* [Records to use]
<<<<

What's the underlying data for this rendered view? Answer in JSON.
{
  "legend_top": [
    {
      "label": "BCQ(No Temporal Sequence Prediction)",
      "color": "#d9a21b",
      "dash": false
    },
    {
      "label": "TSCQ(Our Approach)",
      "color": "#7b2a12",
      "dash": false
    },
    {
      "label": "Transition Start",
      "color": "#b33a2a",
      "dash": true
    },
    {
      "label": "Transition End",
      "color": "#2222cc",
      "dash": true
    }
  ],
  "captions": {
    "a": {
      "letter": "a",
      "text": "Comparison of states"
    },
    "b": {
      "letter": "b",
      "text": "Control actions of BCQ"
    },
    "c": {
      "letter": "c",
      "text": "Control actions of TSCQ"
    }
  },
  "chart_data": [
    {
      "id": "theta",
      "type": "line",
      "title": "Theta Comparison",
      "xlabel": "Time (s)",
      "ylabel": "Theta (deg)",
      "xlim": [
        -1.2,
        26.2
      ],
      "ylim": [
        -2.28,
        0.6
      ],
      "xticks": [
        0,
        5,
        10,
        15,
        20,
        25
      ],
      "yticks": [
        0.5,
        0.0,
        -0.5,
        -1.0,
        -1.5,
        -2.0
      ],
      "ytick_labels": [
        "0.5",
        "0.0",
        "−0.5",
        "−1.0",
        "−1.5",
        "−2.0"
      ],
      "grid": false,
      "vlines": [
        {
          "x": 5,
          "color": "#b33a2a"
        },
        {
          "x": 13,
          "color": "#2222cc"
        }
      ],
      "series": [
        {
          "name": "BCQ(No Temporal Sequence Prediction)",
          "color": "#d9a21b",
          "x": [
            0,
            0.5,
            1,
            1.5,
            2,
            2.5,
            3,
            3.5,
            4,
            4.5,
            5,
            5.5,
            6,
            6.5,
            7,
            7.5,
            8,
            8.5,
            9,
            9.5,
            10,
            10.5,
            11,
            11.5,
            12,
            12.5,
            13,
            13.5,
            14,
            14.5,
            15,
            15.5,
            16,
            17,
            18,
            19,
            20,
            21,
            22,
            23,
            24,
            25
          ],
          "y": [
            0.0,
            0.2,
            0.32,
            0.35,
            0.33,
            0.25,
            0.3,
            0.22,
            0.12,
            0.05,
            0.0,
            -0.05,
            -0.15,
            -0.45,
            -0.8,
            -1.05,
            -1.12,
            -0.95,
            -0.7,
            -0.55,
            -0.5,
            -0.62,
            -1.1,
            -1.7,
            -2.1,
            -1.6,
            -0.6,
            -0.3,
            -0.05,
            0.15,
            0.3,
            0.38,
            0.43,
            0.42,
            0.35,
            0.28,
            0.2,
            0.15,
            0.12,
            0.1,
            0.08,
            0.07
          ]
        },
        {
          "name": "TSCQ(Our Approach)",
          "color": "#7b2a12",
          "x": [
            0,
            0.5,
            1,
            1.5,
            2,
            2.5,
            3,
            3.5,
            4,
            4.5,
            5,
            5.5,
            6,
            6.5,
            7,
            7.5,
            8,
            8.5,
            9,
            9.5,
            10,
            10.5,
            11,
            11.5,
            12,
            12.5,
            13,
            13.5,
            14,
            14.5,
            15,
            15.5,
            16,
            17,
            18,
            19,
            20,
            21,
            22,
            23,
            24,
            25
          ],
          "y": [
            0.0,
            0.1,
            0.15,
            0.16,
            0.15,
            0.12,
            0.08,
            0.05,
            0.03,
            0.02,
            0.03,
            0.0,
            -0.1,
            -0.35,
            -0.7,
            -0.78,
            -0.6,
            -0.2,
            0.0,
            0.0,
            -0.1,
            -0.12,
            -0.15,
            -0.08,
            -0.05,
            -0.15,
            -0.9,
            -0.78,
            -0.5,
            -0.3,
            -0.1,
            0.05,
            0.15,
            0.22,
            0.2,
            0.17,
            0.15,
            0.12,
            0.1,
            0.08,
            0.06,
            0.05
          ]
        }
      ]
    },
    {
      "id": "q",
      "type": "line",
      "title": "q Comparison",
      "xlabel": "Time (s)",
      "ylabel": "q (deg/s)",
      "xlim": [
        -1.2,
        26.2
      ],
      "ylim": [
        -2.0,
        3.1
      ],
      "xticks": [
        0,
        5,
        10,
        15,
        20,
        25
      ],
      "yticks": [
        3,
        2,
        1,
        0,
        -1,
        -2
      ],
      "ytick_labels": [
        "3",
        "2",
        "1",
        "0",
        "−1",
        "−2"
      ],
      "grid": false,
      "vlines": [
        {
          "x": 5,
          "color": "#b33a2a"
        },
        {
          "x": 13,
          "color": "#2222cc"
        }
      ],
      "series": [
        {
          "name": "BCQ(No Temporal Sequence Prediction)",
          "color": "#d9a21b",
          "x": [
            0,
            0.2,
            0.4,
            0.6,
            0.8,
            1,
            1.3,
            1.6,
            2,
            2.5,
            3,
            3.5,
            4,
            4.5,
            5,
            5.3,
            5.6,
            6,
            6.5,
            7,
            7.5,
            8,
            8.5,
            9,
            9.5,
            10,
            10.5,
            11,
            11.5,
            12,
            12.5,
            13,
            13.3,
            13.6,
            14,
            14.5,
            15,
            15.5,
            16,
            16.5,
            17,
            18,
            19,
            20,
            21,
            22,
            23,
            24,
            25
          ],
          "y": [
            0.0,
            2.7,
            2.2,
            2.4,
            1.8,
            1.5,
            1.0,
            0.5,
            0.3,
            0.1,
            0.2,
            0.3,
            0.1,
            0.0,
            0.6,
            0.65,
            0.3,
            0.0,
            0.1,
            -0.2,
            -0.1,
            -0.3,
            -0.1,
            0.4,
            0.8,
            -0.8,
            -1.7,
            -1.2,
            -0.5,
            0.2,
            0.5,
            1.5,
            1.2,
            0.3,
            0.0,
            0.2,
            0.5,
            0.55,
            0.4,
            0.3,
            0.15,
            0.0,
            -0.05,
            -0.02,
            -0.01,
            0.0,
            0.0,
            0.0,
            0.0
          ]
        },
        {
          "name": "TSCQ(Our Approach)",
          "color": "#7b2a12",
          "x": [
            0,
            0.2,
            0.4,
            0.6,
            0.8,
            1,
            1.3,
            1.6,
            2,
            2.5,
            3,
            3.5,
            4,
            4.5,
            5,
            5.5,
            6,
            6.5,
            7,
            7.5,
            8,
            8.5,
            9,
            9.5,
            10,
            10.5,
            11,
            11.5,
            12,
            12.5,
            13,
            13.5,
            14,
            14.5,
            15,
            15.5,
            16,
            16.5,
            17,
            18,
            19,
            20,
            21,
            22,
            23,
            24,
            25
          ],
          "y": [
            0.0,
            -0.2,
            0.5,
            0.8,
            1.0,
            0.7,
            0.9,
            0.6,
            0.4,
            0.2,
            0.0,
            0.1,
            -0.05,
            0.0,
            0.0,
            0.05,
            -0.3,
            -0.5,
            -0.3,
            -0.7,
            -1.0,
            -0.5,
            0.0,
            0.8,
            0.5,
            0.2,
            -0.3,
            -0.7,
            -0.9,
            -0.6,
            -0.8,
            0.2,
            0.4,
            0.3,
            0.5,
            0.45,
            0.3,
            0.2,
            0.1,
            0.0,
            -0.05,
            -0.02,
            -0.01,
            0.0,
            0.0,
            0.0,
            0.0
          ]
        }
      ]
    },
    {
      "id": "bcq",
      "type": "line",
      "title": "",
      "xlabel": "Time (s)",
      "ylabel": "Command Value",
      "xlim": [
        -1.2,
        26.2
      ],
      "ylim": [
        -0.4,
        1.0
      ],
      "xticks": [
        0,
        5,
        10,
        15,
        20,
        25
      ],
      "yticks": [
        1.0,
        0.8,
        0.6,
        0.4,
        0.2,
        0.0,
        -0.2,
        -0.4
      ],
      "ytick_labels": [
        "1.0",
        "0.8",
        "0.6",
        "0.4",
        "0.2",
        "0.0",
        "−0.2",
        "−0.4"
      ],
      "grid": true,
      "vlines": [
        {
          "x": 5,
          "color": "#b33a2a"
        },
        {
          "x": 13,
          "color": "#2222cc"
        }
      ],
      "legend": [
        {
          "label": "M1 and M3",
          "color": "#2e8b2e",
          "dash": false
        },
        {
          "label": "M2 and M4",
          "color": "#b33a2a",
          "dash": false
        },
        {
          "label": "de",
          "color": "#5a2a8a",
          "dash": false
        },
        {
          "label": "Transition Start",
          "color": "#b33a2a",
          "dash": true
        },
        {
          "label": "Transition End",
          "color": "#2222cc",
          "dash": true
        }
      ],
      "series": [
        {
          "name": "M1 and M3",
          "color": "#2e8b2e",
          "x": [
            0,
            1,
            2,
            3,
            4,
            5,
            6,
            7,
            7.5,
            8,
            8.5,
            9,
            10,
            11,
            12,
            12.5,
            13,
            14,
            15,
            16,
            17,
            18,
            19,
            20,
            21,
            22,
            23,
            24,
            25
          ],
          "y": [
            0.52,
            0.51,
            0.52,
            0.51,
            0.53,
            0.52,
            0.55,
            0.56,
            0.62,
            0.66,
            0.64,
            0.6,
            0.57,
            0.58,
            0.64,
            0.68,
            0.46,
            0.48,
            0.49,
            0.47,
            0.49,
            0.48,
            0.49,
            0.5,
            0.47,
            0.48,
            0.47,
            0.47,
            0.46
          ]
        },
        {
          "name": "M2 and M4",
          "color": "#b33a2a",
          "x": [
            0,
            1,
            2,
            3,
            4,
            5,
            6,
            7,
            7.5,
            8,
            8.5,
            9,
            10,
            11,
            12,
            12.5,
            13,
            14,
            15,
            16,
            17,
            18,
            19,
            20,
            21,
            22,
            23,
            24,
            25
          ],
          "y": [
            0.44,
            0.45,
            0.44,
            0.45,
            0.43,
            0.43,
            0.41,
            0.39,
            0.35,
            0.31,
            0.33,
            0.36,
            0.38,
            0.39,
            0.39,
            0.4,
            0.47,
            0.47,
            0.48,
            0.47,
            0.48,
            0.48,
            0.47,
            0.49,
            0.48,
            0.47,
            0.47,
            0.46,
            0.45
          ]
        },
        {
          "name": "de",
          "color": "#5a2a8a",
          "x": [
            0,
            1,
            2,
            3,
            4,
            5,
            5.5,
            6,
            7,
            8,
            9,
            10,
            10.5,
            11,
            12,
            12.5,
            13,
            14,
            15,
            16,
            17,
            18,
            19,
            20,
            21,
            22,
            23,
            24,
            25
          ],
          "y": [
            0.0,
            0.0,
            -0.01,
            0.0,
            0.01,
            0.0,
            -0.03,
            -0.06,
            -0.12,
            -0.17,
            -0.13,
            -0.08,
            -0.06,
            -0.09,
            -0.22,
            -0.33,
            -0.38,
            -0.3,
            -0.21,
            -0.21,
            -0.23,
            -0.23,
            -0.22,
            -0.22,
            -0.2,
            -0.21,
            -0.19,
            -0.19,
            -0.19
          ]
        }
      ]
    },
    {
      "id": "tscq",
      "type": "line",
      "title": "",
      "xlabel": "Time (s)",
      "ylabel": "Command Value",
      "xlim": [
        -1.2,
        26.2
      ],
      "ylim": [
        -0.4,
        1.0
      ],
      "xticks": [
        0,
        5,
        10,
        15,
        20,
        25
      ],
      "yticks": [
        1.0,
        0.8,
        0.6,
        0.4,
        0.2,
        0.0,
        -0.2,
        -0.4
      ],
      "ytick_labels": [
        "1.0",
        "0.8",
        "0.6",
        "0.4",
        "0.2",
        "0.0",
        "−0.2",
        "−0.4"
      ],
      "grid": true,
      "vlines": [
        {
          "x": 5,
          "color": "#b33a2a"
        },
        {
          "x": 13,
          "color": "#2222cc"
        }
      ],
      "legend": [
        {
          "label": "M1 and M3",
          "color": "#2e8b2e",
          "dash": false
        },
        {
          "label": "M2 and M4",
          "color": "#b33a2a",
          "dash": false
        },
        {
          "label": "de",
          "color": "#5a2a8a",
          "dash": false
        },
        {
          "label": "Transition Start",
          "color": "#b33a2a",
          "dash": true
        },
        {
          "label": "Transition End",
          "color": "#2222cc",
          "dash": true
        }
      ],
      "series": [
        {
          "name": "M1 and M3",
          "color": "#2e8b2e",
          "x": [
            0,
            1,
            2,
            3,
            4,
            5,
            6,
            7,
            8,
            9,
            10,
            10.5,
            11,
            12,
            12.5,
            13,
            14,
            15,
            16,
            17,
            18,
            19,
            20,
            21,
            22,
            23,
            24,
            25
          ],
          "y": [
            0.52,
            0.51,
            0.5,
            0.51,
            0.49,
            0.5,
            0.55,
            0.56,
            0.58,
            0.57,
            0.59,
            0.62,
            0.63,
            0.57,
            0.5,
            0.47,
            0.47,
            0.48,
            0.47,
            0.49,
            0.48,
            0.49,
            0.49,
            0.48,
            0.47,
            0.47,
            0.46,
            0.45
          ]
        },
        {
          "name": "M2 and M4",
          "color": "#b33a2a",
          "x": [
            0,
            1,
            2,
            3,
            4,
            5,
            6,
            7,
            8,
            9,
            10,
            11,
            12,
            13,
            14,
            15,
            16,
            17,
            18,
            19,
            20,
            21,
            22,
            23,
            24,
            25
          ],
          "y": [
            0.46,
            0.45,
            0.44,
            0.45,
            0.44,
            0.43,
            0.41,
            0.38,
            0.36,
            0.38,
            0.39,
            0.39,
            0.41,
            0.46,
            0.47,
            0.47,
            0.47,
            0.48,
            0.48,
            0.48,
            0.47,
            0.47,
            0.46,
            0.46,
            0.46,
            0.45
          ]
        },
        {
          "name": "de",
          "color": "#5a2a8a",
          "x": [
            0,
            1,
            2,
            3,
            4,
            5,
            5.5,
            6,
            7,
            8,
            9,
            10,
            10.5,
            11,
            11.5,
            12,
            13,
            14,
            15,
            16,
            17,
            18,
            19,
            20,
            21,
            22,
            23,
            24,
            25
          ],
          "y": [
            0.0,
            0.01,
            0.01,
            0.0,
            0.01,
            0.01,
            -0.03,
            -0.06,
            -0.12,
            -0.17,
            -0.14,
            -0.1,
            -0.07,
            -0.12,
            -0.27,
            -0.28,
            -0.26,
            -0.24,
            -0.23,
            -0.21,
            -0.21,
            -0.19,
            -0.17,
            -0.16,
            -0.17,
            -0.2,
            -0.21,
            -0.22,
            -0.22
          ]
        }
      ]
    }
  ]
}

>>>>

* [Written exercise] Pick each line holding the word "ylabel" out of the listing.

* [Answer in full]
      "ylabel": "Theta (deg)",
      "ylabel": "q (deg/s)",
      "ylabel": "Command Value",
      "ylabel": "Command Value",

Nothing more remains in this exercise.